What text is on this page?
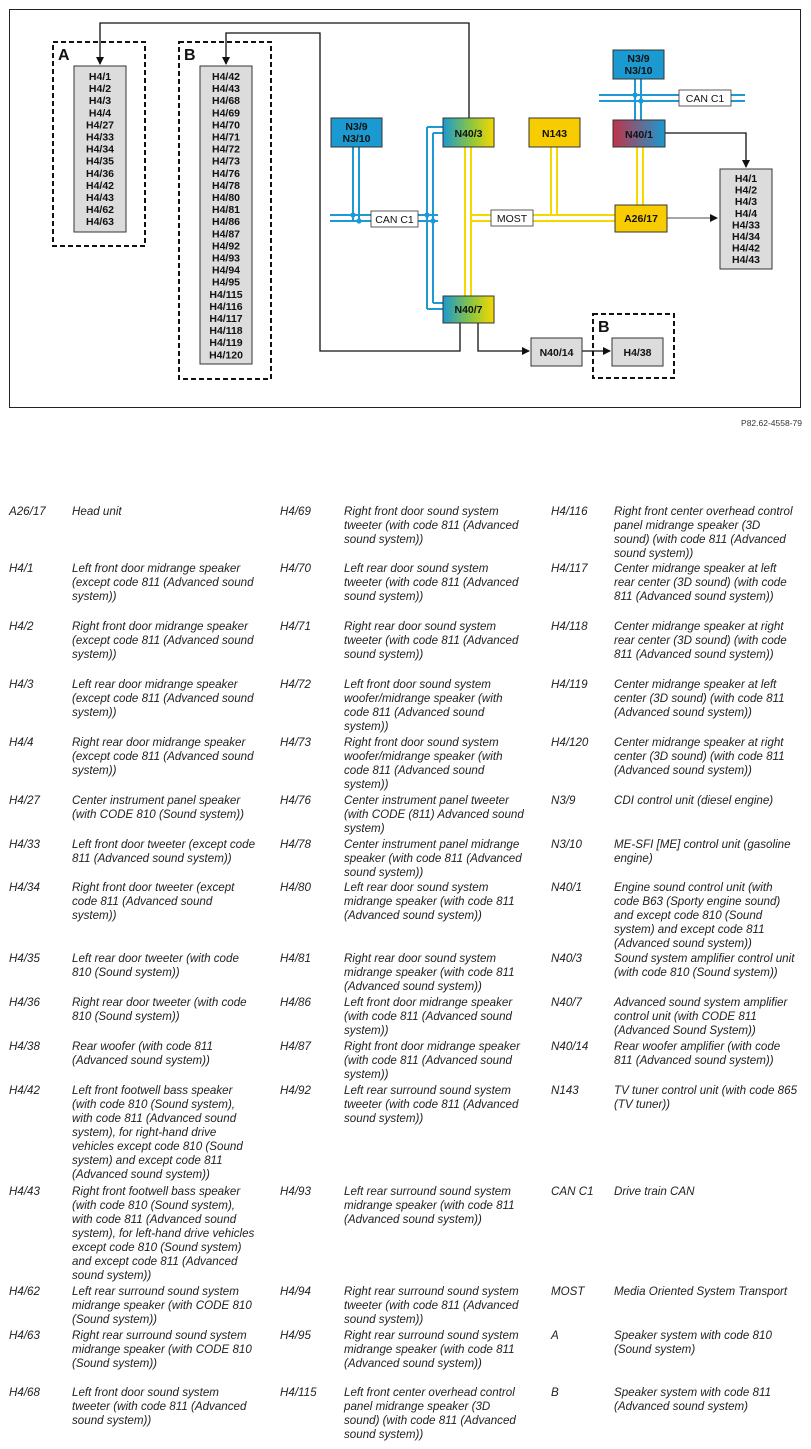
A
H4/1
H4/2
H4/3
H4/4
H4/27
H4/33
H4/34
H4/35
H4/36
H4/42
H4/43
H4/62
H4/63
B
H4/42
H4/43
H4/68
H4/69
H4/70
H4/71
H4/72
H4/73
H4/76
H4/78
H4/80
H4/81
H4/86
H4/87
H4/92
H4/93
H4/94
H4/95
H4/115
H4/116
H4/117
H4/118
H4/119
H4/120
MOST
CAN C1
CAN C1
N3/9
N3/10
N3/9
N3/10
N40/3	N143	N40/1
A26/17
N40/7
N40/14
B
H4/38
H4/1
H4/2
H4/3
H4/4
H4/33
H4/34
H4/42
H4/43
P82.62-4558-79
A26/17 Head unit
H4/1	Left front door midrange speaker (except code 811 (Advanced sound system))
H4/2	Right front door midrange speaker (except code 811 (Advanced sound system))
H4/3	Left rear door midrange speaker (except code 811 (Advanced sound system))
H4/4	Right rear door midrange speaker (except code 811 (Advanced sound system))
H4/27	Center instrument panel speaker (with CODE 810 (Sound system))
H4/33	Left front door tweeter (except code 811 (Advanced sound system))
H4/34	Right front door tweeter (except code 811 (Advanced sound system))
H4/35	Left rear door tweeter (with code 810 (Sound system))
H4/36	Right rear door tweeter (with code 810 (Sound system))
H4/38	Rear woofer (with code 811 (Advanced sound system))
H4/42	Left front footwell bass speaker (with code 810 (Sound system), with code 811 (Advanced sound system), for right-hand drive vehicles except code 810 (Sound system) and except code 811 (Advanced sound system))
H4/43	Right front footwell bass speaker (with code 810 (Sound system), with code 811 (Advanced sound system), for left-hand drive vehicles except code 810 (Sound system) and except code 811 (Advanced sound system))
H4/62	Left rear surround sound system midrange speaker (with CODE 810 (Sound system))
H4/63	Right rear surround sound system midrange speaker (with CODE 810 (Sound system))
H4/68	Left front door sound system tweeter (with code 811 (Advanced sound system))
H4/69	Right front door sound system tweeter (with code 811 (Advanced sound system))
H4/70	Left rear door sound system tweeter (with code 811 (Advanced sound system))
H4/71	Right rear door sound system tweeter (with code 811 (Advanced sound system))
H4/72	Left front door sound system woofer/midrange speaker (with code 811 (Advanced sound system))
H4/73	Right front door sound system woofer/midrange speaker (with code 811 (Advanced sound system))
H4/76	Center instrument panel tweeter (with CODE (811) Advanced sound system)
H4/78	Center instrument panel midrange speaker (with code 811 (Advanced sound system))
H4/80	Left rear door sound system midrange speaker (with code 811 (Advanced sound system))
H4/81	Right rear door sound system midrange speaker (with code 811 (Advanced sound system))
H4/86	Left front door midrange speaker (with code 811 (Advanced sound system))
H4/87	Right front door midrange speaker (with code 811 (Advanced sound system))
H4/92	Left rear surround sound system tweeter (with code 811 (Advanced sound system))
H4/93	Left rear surround sound system midrange speaker (with code 811 (Advanced sound system))
H4/94	Right rear surround sound system tweeter (with code 811 (Advanced sound system))
H4/95	Right rear surround sound system midrange speaker (with code 811 (Advanced sound system))
H4/115 Left front center overhead control panel midrange speaker (3D sound) (with code 811 (Advanced sound system))
H4/116 Right front center overhead control panel midrange speaker (3D sound) (with code 811 (Advanced sound system))
H4/117 Center midrange speaker at left rear center (3D sound) (with code 811 (Advanced sound system))
H4/118 Center midrange speaker at right rear center (3D sound) (with code 811 (Advanced sound system))
H4/119 Center midrange speaker at left center (3D sound) (with code 811 (Advanced sound system))
H4/120 Center midrange speaker at right center (3D sound) (with code 811 (Advanced sound system))
N3/9	CDI control unit (diesel engine)
N3/10	ME-SFI [ME] control unit (gasoline engine)
N40/1	Engine sound control unit (with code B63 (Sporty engine sound) and except code 810 (Sound system) and except code 811 (Advanced sound system))
N40/3	Sound system amplifier control unit (with code 810 (Sound system))
N40/7	Advanced sound system amplifier control unit (with CODE 811 (Advanced Sound System))
N40/14 Rear woofer amplifier (with code 811 (Advanced sound system))
N143	TV tuner control unit (with code 865 (TV tuner))
CAN C1 Drive train CAN
MOST	Media Oriented System Transport
A	Speaker system with code 810 (Sound system)
B	Speaker system with code 811 (Advanced sound system)
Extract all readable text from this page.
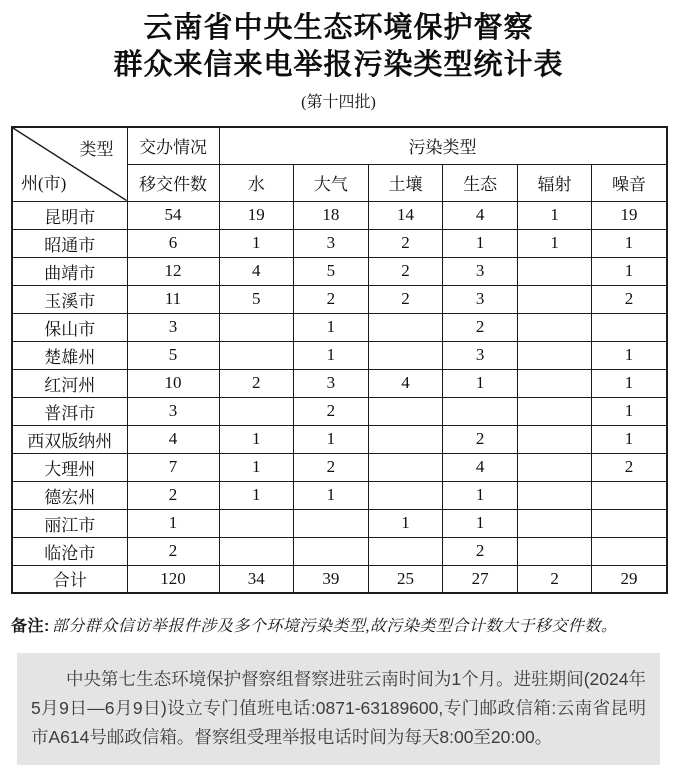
云南省中央生态环境保护督察
群众来信来电举报污染类型统计表
(第十四批)
类型
州(市)	交办情况	污染类型					
	移交件数	水	大气	土壤	生态	辐射	噪音
昆明市	54	19	18	14	4	1	19
昭通市	6	1	3	2	1	1	1
曲靖市	12	4	5	2	3		1
玉溪市	11	5	2	2	3		2
保山市	3		1		2		
楚雄州	5		1		3		1
红河州	10	2	3	4	1		1
普洱市	3		2				1
西双版纳州	4	1	1		2		1
大理州	7	1	2		4		2
德宏州	2	1	1		1		
丽江市	1			1	1		
临沧市	2				2		
合计	120	34	39	25	27	2	29

备注: 部分群众信访举报件涉及多个环境污染类型,故污染类型合计数大于移交件数。

中央第七生态环境保护督察组督察进驻云南时间为1个月。进驻期间(2024年5月9日—6月9日)设立专门值班电话:0871-63189600,专门邮政信箱:云南省昆明市A614号邮政信箱。督察组受理举报电话时间为每天8:00至20:00。
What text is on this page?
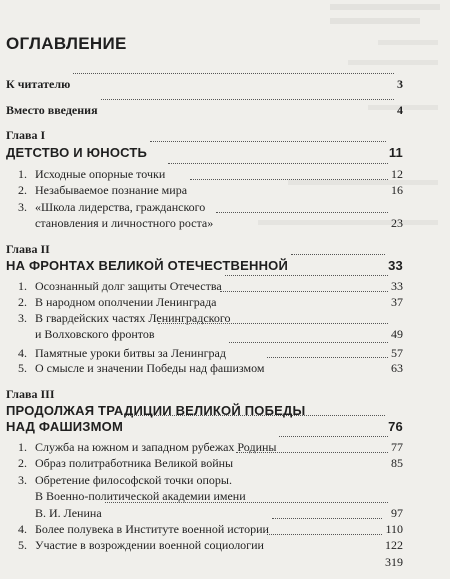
ОГЛАВЛЕНИЕ
К читателю	3
Вместо введения	4
Глава I
ДЕТСТВО И ЮНОСТЬ	11
1. Исходные опорные точки	12
2. Незабываемое познание мира	16
3. «Школа лидерства, гражданского
становления и личностного роста»	23
Глава II
НА ФРОНТАХ ВЕЛИКОЙ ОТЕЧЕСТВЕННОЙ	33
1. Осознанный долг защиты Отечества	33
2. В народном ополчении Ленинграда	37
3. В гвардейских частях Ленинградского
и Волховского фронтов	49
4. Памятные уроки битвы за Ленинград	57
5. О смысле и значении Победы над фашизмом	63
Глава III
ПРОДОЛЖАЯ ТРАДИЦИИ ВЕЛИКОЙ ПОБЕДЫ
НАД ФАШИЗМОМ	76
1. Служба на южном и западном рубежах Родины	77
2. Образ политработника Великой войны	85
3. Обретение философской точки опоры.
В Военно-политической академии имени
В. И. Ленина	97
4. Более полувека в Институте военной истории	110
5. Участие в возрождении военной социологии	122
319
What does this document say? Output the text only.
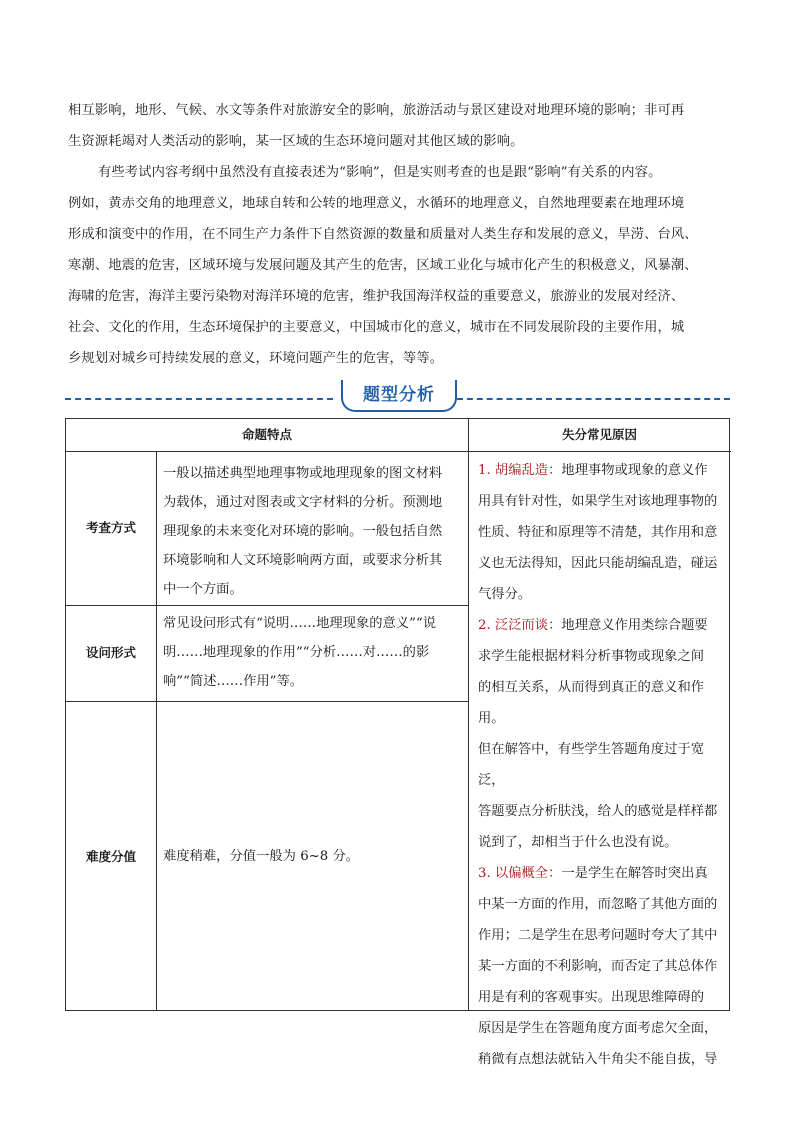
相互影响，地形、气候、水文等条件对旅游安全的影响，旅游活动与景区建设对地理环境的影响；非可再
生资源耗竭对人类活动的影响，某一区域的生态环境问题对其他区域的影响。
有些考试内容考纲中虽然没有直接表述为“影响”，但是实则考查的也是跟“影响”有关系的内容。
例如，黄赤交角的地理意义，地球自转和公转的地理意义，水循环的地理意义，自然地理要素在地理环境
形成和演变中的作用，在不同生产力条件下自然资源的数量和质量对人类生存和发展的意义，旱涝、台风、
寒潮、地震的危害，区域环境与发展问题及其产生的危害，区域工业化与城市化产生的积极意义，风暴潮、
海啸的危害，海洋主要污染物对海洋环境的危害，维护我国海洋权益的重要意义，旅游业的发展对经济、
社会、文化的作用，生态环境保护的主要意义，中国城市化的意义，城市在不同发展阶段的主要作用，城
乡规划对城乡可持续发展的意义，环境问题产生的危害，等等。
题型分析
命题特点	失分常见原因
考查方式
一般以描述典型地理事物或地理现象的图文材料
为载体，通过对图表或文字材料的分析。预测地
理现象的未来变化对环境的影响。一般包括自然
环境影响和人文环境影响两方面，或要求分析其
中一个方面。
设问形式
常见设问形式有“说明……地理现象的意义”“说
明……地理现象的作用”“分析……对……的影
响”“简述……作用”等。
难度分值	难度稍难，分值一般为 6~8 分。
1. 胡编乱造：地理事物或现象的意义作
用具有针对性，如果学生对该地理事物的
性质、特征和原理等不清楚，其作用和意
义也无法得知，因此只能胡编乱造，碰运
气得分。
2. 泛泛而谈：地理意义作用类综合题要
求学生能根据材料分析事物或现象之间
的相互关系，从而得到真正的意义和作用。
但在解答中，有些学生答题角度过于宽泛，
答题要点分析肤浅，给人的感觉是样样都
说到了，却相当于什么也没有说。
3. 以偏概全：一是学生在解答时突出真
中某一方面的作用，而忽略了其他方面的
作用；二是学生在思考问题时夸大了其中
某一方面的不利影响，而否定了其总体作
用是有利的客观事实。出现思维障碍的
原因是学生在答题角度方面考虑欠全面，
稍微有点想法就钻入牛角尖不能自拔，导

.....

Find every line that includes the string "this". Report how many there are and nothing else.

4